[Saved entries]

⁂

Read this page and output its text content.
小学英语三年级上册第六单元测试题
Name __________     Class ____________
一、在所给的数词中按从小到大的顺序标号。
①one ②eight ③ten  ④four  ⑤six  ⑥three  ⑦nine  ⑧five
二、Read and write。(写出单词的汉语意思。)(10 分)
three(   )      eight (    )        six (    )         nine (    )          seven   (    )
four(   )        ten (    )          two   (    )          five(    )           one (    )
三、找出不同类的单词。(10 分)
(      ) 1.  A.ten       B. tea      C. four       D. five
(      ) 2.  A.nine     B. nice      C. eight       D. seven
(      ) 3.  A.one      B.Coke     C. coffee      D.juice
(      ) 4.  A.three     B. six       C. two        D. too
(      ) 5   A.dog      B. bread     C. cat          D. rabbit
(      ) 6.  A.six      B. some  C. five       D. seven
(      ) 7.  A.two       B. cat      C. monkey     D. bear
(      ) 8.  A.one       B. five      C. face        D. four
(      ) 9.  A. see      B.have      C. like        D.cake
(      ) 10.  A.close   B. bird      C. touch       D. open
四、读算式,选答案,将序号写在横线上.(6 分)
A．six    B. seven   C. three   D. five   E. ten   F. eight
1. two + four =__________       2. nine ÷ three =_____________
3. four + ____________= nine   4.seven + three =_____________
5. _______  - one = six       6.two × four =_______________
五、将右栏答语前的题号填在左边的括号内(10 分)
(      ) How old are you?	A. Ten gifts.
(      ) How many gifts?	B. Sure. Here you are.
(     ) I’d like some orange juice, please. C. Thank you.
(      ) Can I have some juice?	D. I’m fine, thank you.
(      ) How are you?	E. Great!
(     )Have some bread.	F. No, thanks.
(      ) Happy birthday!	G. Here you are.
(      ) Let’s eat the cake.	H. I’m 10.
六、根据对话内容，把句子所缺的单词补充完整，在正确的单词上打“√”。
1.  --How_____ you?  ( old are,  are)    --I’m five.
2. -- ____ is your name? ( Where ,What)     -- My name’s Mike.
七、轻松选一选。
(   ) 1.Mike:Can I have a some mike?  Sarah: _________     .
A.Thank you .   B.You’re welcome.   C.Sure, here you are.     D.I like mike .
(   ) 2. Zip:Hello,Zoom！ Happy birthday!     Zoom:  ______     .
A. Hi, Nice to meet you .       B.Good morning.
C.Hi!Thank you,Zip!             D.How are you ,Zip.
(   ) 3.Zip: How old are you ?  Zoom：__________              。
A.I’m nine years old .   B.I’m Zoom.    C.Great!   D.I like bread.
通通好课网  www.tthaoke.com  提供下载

⁂

THE PROBLEM> Restate all of the entries above precisely.

COMPLETE OUTPUT>
Read this page and output its text content.
小学英语三年级上册第六单元测试题
Name __________     Class ____________
一、在所给的数词中按从小到大的顺序标号。
①one ②eight ③ten  ④four  ⑤six  ⑥three  ⑦nine  ⑧five
二、Read and write。(写出单词的汉语意思。)(10 分)
three(   )      eight (    )        six (    )         nine (    )          seven   (    )
four(   )        ten (    )          two   (    )          five(    )           one (    )
三、找出不同类的单词。(10 分)
(      ) 1.  A.ten       B. tea      C. four       D. five
(      ) 2.  A.nine     B. nice      C. eight       D. seven
(      ) 3.  A.one      B.Coke     C. coffee      D.juice
(      ) 4.  A.three     B. six       C. two        D. too
(      ) 5   A.dog      B. bread     C. cat          D. rabbit
(      ) 6.  A.six      B. some  C. five       D. seven
(      ) 7.  A.two       B. cat      C. monkey     D. bear
(      ) 8.  A.one       B. five      C. face        D. four
(      ) 9.  A. see      B.have      C. like        D.cake
(      ) 10.  A.close   B. bird      C. touch       D. open
四、读算式,选答案,将序号写在横线上.(6 分)
A．six    B. seven   C. three   D. five   E. ten   F. eight
1. two + four =__________       2. nine ÷ three =_____________
3. four + ____________= nine   4.seven + three =_____________
5. _______  - one = six       6.two × four =_______________
五、将右栏答语前的题号填在左边的括号内(10 分)
(      ) How old are you?	A. Ten gifts.
(      ) How many gifts?	B. Sure. Here you are.
(     ) I’d like some orange juice, please. C. Thank you.
(      ) Can I have some juice?	D. I’m fine, thank you.
(      ) How are you?	E. Great!
(     )Have some bread.	F. No, thanks.
(      ) Happy birthday!	G. Here you are.
(      ) Let’s eat the cake.	H. I’m 10.
六、根据对话内容，把句子所缺的单词补充完整，在正确的单词上打“√”。
1.  --How_____ you?  ( old are,  are)    --I’m five.
2. -- ____ is your name? ( Where ,What)     -- My name’s Mike.
七、轻松选一选。
(   ) 1.Mike:Can I have a some mike?  Sarah: _________     .
A.Thank you .   B.You’re welcome.   C.Sure, here you are.     D.I like mike .
(   ) 2. Zip:Hello,Zoom！ Happy birthday!     Zoom:  ______     .
A. Hi, Nice to meet you .       B.Good morning.
C.Hi!Thank you,Zip!             D.How are you ,Zip.
(   ) 3.Zip: How old are you ?  Zoom：__________              。
A.I’m nine years old .   B.I’m Zoom.    C.Great!   D.I like bread.
通通好课网  www.tthaoke.com  提供下载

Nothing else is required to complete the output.